### Selected excerpt
[BEGIN]

It’s easy to counter the racially coded statements of right-wingers and Tea Party spokespersons. But it serves no purpose other than for entertainment. John Stewart does this four evenings a week, preaching to his choir. It’s much more difficult, but potentially more important, to identify the purposes of our real media gatekeepers. Let’s think in terms of concentric circles.
Fox News and extremist right-wing bloggers are the outermost concentric circle of gatekeeping, where race-baiting and clownish entertainment masquerade as “news” or “opinion.”
CNN, the large daily newspaper chains, local news broadcasters and the major broadcast networks all make up the next level. There, manipulation of public opinion occurs in a subtler form. A practiced eye, however, can discern three themes:
One, “If it bleeds, it leads.” Violence – both the threat and the fear of violence, as well as our fascination with violence – make up the sea that we swim in. Two: The “news” is merely the invitation to the real product, which is, of course, the commercials. The weird mixture of these two themes produces a third one. We receive the constant, daily message that we should be very, very worried, and at the same time, that everything is all right in our fantasized consumer paradise. This kind of thinking is called “schizogenetic”: in simple terms, it is making us crazy.
The innermost – and most insidious – level is composed of the “center of opinion,” including such moderate-to-liberal bastions of “reason” as the New York Times (including its Sunday supplement), the Washington Post, the Wall Street Journal, National Public Radio and the New Yorker. In this world, the gatekeeping intent, similar in its corporate world-view to the others, comes in a more elevated form. The writing is really good, and the radio voices are really soothing.
Indeed, at this level, the message is conveyed at least as much by style as by content. No shouting, name-calling, exclamation marks or all-capital-letters here! Their taste is impeccable.
Well-meaning, university-educated, influential, “free-thinking,” self-described liberal Americans are almost literally seduced by the arrival of the glossier versions, where subtle messages of support for the American empire are digested along with Armani ads (Heavens! I’ve used the passive voice twice in one sentence!) that subvert the bad news with a more fundamental message: consume, or be left behind. In mythic terms: be a hero or be a victim. As Jerry Falwell said, “This is America. If you’re not a winner it’s your own fault.”

[END]

### Description of the task
Pick up the essay on media gatekeeping above where it ends, and write the next few paragraphs in the same voice.

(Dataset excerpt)
[BEGIN]

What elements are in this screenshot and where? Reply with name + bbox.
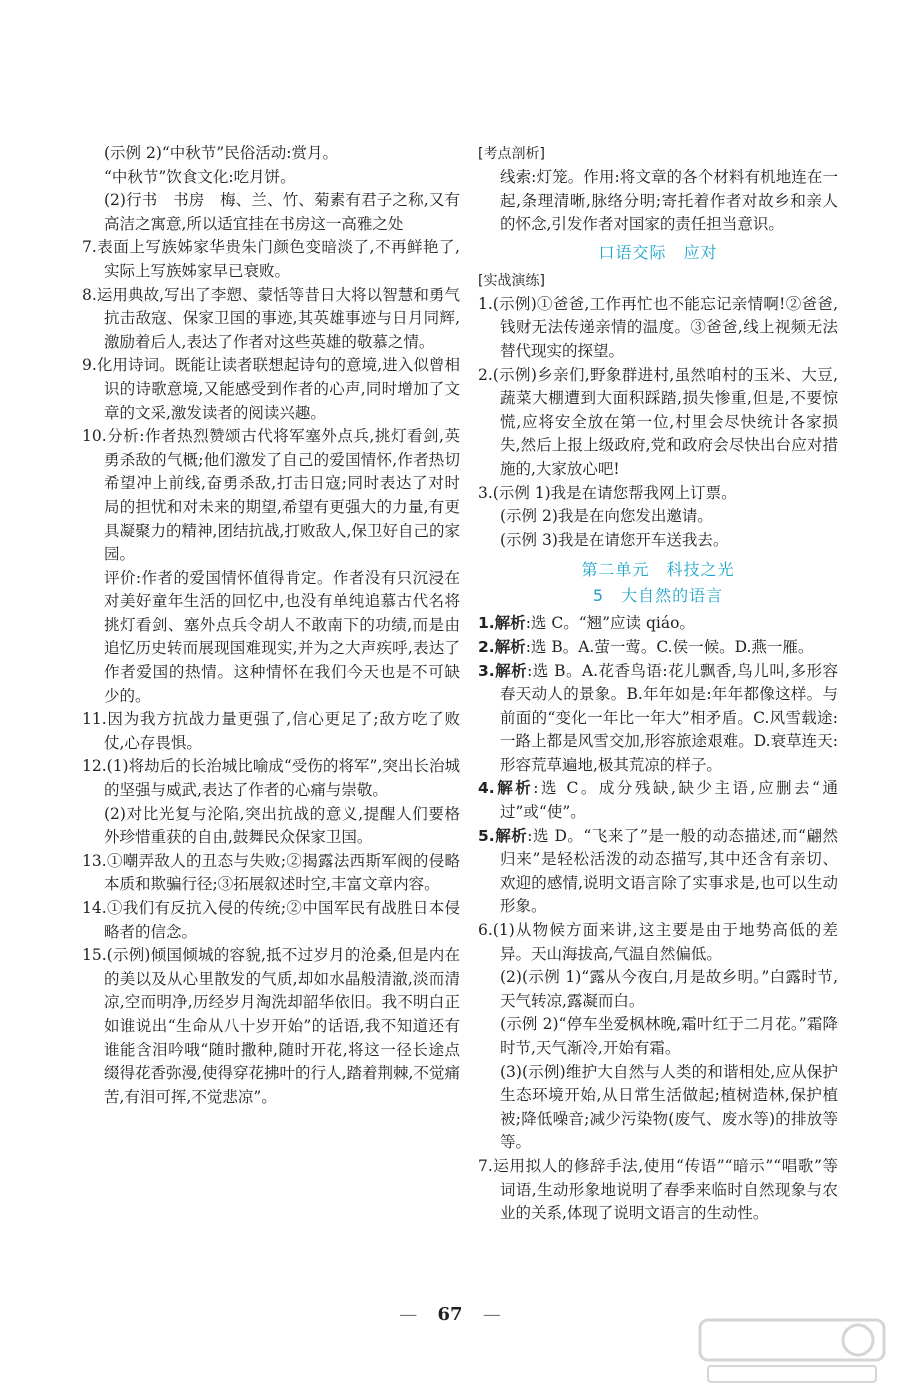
practice-item: 2.(示例)乡亲们,野象群进村,虽然咱村的玉米、大豆,蔬菜大棚遭到大面积踩踏,损失惨重,但是,不要惊慌,应将安全放在第一位,村里会尽快统计各家损失,然后上报上级政府,党和政府会尽快出台应对措施的,大家放心吧!	[478, 365, 838, 478]
left-answer-11: 11.因为我方抗战力量更强了,信心更足了;敌方吃了败仗,心存畏惧。	[82, 710, 460, 752]
later-item: 7.运用拟人的修辞手法,使用“传语”“暗示”“唱歌”等词语,生动形象地说明了春季来临时自然现象与农业的关系,体现了说明文语言的生动性。	[478, 1156, 838, 1223]
kaodian-tag: [考点剖析]	[478, 146, 545, 162]
practice-item: (示例 3)我是在请您开车送我去。	[500, 530, 729, 549]
practice-item: (示例 2)我是在向您发出邀请。	[500, 507, 713, 526]
answer-text: :选 C。“翘”应读 qiáo。	[525, 614, 695, 633]
answer-item	[478, 636, 838, 660]
answer-text: :选 D。“飞来了”是一般的动态描述,而“翩然归来”是轻松活泼的动态描写,其中还含有亲切、欢迎的感情,说明文语言除了实事求是,也可以生动形象。	[500, 826, 838, 916]
left-para: “中秋节”饮食文化:吃月饼。	[104, 167, 296, 186]
unit-heading: 第二单元 科技之光	[581, 560, 735, 580]
left-para: (2)对比光复与沦陷,突出抗战的意义,提醒人们要格外珍惜重获的自由,鼓舞民众保家卫国。	[104, 804, 460, 847]
left-answer-9: 9.化用诗词。既能让读者联想起诗句的意境,进入似曾相识的诗歌意境,又能感受到作者的心声,同时增加了文章的文采,激发读者的阅读兴趣。	[82, 356, 460, 422]
answer-item	[478, 777, 838, 824]
oral-heading: 口语交际 应对	[598, 242, 718, 262]
page-number: 67	[437, 1304, 463, 1325]
left-answer-12: 12.(1)将劫后的长治城比喻成“受伤的将军”,突出长治城的坚强与威武,表达了作者的心痛与崇敬。	[82, 757, 460, 800]
answer-text: :选 C。成分残缺,缺少主语,应删去“通过”或“使”。	[500, 779, 838, 822]
later-item: (2)(示例 1)“露从今夜白,月是故乡明。”白露时节,天气转凉,露凝而白。	[500, 968, 838, 1010]
left-para: (2)行书 书房 梅、兰、竹、菊素有君子之称,又有高洁之寓意,所以适宜挂在书房这一高雅之处	[104, 191, 460, 233]
left-answer-8: 8.运用典故,写出了李愬、蒙恬等昔日大将以智慧和勇气抗击敌寇、保家卫国的事迹,其英雄事迹与日月同辉,激励着后人,表达了作者对这些英雄的敬慕之情。	[82, 285, 460, 351]
answer-text: :选 B。A.萤一莺。C.侯一候。D.燕一雁。	[525, 637, 814, 656]
left-answer-15: 15.(示例)倾国倾城的容貌,抵不过岁月的沧桑,但是内在的美以及从心里散发的气质,却如水晶般清澈,淡而清凉,空而明净,历经岁月淘洗却韶华依旧。我不明白正如谁说出“生命从八十岁开始”的话语,我不知道还有谁能含泪吟哦“随时撒种,随时开花,将这一径长途点缀得花香弥漫,使得穿花拂叶的行人,踏着荆棘,不觉痛苦,有泪可挥,不觉悲凉”。	[82, 946, 460, 1106]
left-answer-14: 14.①我们有反抗入侵的传统;②中国军民有战胜日本侵略者的信念。	[82, 899, 460, 941]
right-column	[478, 142, 838, 1226]
answer-label: 2.解析	[478, 637, 526, 656]
practice-item: 1.(示例)①爸爸,工作再忙也不能忘记亲情啊!②爸爸,钱财无法传递亲情的温度。③爸爸,线上视频无法替代现实的探望。	[478, 294, 838, 360]
later-item: (3)(示例)维护大自然与人类的和谐相处,应从保护生态环境开始,从日常生活做起;植树造林,保护植被;降低噪音;减少污染物(废气、废水等)的排放等等。	[500, 1062, 838, 1152]
later-item: (示例 2)“停车坐爱枫林晚,霜叶红于二月花。”霜降时节,天气渐冷,开始有霜。	[500, 1015, 838, 1057]
lesson-heading: 5 大自然的语言	[592, 586, 724, 606]
left-answer-10: 10.分析:作者热烈赞颂古代将军塞外点兵,挑灯看剑,英勇杀敌的气概;他们激发了自己的爱国情怀,作者热切希望冲上前线,奋勇杀敌,打击日寇;同时表达了对时局的担忧和对未来的期望,希望有更强大的力量,有更具凝聚力的精神,团结抗战,打败敌人,保卫好自己的家园。	[82, 427, 460, 564]
answer-label: 3.解析	[478, 661, 528, 680]
answer-label: 4.解析	[478, 779, 534, 798]
left-para: 评价:作者的爱国情怀值得肯定。作者没有只沉浸在对美好童年生活的回忆中,也没有单纯追慕古代名将挑灯看剑、塞外点兵令胡人不敢南下的功绩,而是由追忆历史转而展现国难现实,并为之大声疾呼,表达了作者爱国的热情。这种情怀在我们今天也是不可缺少的。	[104, 568, 460, 705]
answer-label: 1.解析	[478, 614, 526, 633]
answer-item	[478, 660, 838, 778]
later-item: 6.(1)从物候方面来讲,这主要是由于地势高低的差异。天山海拔高,气温自然偏低。	[478, 921, 838, 963]
practice-tag: [实战演练]	[478, 272, 545, 289]
watermark-logo	[698, 1318, 886, 1386]
footer-dash-left: —	[399, 1304, 418, 1325]
answer-label: 5.解析	[478, 826, 528, 845]
footer-dash-right: —	[482, 1304, 501, 1325]
left-answer-13: 13.①嘲弄敌人的丑态与失败;②揭露法西斯军阀的侵略本质和欺骗行径;③拓展叙述时空,丰富文章内容。	[82, 851, 460, 894]
left-para: (示例 2)“中秋节”民俗活动:赏月。	[104, 144, 338, 162]
kaodian-text: 线索:灯笼。作用:将文章的各个材料有机地连在一起,条理清晰,脉络分明;寄托着作者对故乡和亲人的怀念,引发作者对国家的责任担当意识。	[500, 168, 838, 234]
answer-item	[478, 825, 838, 919]
practice-item: 3.(示例 1)我是在请您帮我网上订票。	[478, 483, 737, 502]
watermark-left	[196, 952, 326, 992]
answer-item	[478, 612, 838, 636]
left-answer-7: 7.表面上写族姊家华贵朱门颜色变暗淡了,不再鲜艳了,实际上写族姊家早已衰败。	[82, 238, 460, 280]
answer-text: :选 B。A.花香鸟语:花儿飘香,鸟儿叫,多形容春天动人的景象。B.年年如是:年年都像这样。与前面的“变化一年比一年大”相矛盾。C.风雪载途:一路上都是风雪交加,形容旅途艰难。D.衰草连天:形容荒草遍地,极其荒凉的样子。	[500, 661, 838, 774]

[END]

### Exercise output
David Brooks is a gatekeeper of the first magnitude. He has been called the sort of conservative pundit liberals like, who “engages” with them and praises the “moderate majority” of Americans. He shows contempt for Tea Partiers and supports both John McCain and (at times) President Obama. Now that’s reasonable.
A student of mine forwards a recent NYT article of Brooks’: “The Spiritual Recession — Is America Losing Faith in Universal Democracy?” — because the article appears to be about the loss of myth, one of my favorite themes.
While Brooks does make some insightful comments about the loss of myth and the struggle to find meaning in its absence, it’s critical to understand that he, like all gatekeepers, is writing from inside the bubble of American Innocence. By doing so, he is implying that all “reasonable” readers share his basic assumptions.
But some of us who watch from outside of the bubble have realized that we must do more than pontificate about politics and culture, even about myth itself. We have to learn to think mythologically in order to extricate (liberate, if you prefer) ourselves from the flawed mythologies that no longer serve us, and the ways in which they reinforce our belief systems.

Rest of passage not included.